**What is expected:**
Wherever the string "JSON" appears in a line, extract that line.

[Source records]
/---

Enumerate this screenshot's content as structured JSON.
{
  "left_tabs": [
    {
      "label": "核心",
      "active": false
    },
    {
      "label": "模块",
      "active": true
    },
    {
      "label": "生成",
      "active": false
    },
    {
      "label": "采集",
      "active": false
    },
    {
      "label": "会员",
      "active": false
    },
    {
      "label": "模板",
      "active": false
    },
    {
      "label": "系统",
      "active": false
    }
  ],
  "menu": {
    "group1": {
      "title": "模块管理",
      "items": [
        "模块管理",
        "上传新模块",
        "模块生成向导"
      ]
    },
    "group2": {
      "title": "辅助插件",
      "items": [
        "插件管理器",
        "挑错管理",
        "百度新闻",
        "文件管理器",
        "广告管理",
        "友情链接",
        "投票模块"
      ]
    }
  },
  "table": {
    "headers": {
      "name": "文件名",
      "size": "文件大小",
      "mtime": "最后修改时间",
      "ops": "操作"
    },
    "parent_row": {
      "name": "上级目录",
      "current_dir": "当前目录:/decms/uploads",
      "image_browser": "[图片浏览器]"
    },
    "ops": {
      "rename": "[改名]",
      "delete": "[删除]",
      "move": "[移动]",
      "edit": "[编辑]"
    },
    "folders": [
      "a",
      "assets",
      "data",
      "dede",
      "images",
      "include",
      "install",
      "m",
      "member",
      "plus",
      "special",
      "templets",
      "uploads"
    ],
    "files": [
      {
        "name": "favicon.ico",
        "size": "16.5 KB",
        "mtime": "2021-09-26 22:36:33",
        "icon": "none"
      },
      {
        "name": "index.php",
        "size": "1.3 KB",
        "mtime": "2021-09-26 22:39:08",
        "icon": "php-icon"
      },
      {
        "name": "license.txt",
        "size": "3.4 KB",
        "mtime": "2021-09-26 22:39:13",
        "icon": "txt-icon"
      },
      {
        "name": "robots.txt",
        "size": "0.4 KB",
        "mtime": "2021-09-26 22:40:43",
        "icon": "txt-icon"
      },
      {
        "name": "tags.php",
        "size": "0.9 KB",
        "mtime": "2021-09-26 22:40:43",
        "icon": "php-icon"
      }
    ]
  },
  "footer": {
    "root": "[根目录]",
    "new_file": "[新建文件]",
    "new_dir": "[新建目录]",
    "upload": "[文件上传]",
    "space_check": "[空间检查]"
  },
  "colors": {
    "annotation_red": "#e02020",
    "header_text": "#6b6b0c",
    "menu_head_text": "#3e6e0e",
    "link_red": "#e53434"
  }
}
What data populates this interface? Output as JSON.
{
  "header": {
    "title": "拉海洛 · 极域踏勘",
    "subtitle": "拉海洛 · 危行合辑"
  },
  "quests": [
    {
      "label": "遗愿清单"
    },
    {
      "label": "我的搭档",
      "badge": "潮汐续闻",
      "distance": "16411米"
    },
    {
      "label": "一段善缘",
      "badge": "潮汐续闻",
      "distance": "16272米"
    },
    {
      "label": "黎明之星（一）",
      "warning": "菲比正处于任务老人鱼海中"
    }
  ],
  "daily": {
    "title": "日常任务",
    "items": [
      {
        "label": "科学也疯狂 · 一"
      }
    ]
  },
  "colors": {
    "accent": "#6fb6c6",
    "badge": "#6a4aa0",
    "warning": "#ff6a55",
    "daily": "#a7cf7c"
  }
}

\---

**Answer to this problem:**
Enumerate this screenshot's content as structured JSON.
What data populates this interface? Output as JSON.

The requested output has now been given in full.